### BRIEF A
In the census data notebook below, list each summary statistic named under "Summary Statistics:" along with its table ID.

### SOURCE EXTRACT
------------

## Census Data

Use the censusdata module to import census data

https://pypi.org/project/CensusData/


In [None]:
# pip install censusdata

In [None]:
import pandas as pd
import censusdata
# from tabulate import tabulate

## Understanding the Census Bureau labyrinth
Learn about the data:
https://www.census.gov/programs-surveys/acs/technical-documentation/table-shells.html

Search for data tables:
https://data.census.gov/cedsci/

Here are some of the main tables of interest:

Population sizes: 

* Total Population: B01001e1
* Population by Age and Sex: B01001*
* Population by Household Incomes: B19001*
* Population by Education Level: B15003*
* Population by Race: B02001*
* Population by Hispanic Ethnicity: B03003*
* Population by Race & Hispanic Ethnicity: B03002*
* Population by Household Type: B11001e*

Summary Statistics: 

* Median Household Income: B19013e1
* Aggregate Household Income:  B19025e1
* Per Capita Income: B19301e1
* Median Age: B01002e1

For this workshop, let's work with "Population by race," or, in census lingo, Table ID B02001

In [None]:
# command to print the metadata about a specific census table
censusdata.printtable(censusdata.censustable('acs5',2018,'B02001'))

------------

### THE DATA
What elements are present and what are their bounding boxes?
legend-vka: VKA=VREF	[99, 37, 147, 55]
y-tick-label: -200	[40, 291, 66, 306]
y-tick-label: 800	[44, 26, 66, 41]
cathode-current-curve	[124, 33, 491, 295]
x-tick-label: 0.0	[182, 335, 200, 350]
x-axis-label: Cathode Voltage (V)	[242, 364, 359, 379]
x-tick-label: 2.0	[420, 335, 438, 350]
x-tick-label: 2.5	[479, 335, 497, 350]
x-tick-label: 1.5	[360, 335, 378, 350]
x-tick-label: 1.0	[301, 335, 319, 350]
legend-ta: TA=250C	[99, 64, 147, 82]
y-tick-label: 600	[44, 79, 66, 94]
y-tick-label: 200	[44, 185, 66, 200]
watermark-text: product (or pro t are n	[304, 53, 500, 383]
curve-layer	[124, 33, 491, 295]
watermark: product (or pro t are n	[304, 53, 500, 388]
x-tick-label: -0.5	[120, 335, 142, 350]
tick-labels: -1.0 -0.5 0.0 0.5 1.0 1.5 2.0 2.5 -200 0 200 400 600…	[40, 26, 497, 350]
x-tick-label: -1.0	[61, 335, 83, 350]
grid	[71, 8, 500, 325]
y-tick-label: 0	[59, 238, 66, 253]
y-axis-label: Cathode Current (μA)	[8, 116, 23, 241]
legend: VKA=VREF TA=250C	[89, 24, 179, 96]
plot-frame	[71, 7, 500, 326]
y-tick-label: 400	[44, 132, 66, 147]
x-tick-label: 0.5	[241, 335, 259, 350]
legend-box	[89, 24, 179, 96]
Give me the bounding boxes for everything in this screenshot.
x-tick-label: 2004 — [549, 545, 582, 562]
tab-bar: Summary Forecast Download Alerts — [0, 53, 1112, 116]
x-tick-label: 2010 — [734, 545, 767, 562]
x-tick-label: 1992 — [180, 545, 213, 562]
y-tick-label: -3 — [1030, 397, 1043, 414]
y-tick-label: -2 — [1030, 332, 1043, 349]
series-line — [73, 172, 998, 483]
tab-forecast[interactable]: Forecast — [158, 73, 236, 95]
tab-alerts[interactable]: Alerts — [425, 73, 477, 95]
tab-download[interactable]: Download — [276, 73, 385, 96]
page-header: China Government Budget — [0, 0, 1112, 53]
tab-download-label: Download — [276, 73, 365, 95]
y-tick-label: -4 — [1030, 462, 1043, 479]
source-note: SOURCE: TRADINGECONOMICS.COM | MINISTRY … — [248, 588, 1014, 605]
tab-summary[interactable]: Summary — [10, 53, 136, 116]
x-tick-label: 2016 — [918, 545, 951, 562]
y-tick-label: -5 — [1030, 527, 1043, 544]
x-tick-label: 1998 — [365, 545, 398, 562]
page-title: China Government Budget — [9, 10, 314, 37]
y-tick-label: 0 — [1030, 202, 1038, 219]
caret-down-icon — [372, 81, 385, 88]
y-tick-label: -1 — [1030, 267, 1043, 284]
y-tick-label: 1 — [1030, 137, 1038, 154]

------------

### BRIEF B
Please transcribe the lines of the records starting at their first line and ending at the line containing "x-axis-label: Cathode Voltage", both included.

### FULL OUTPUT A
- Median Household Income: B19013e1
- Aggregate Household Income: B19025e1
- Per Capita Income: B19301e1
- Median Age: B01002e1

### FULL OUTPUT B
What elements are present and what are their bounding boxes?
legend-vka: VKA=VREF	[99, 37, 147, 55]
y-tick-label: -200	[40, 291, 66, 306]
y-tick-label: 800	[44, 26, 66, 41]
cathode-current-curve	[124, 33, 491, 295]
x-tick-label: 0.0	[182, 335, 200, 350]
x-axis-label: Cathode Voltage (V)	[242, 364, 359, 379]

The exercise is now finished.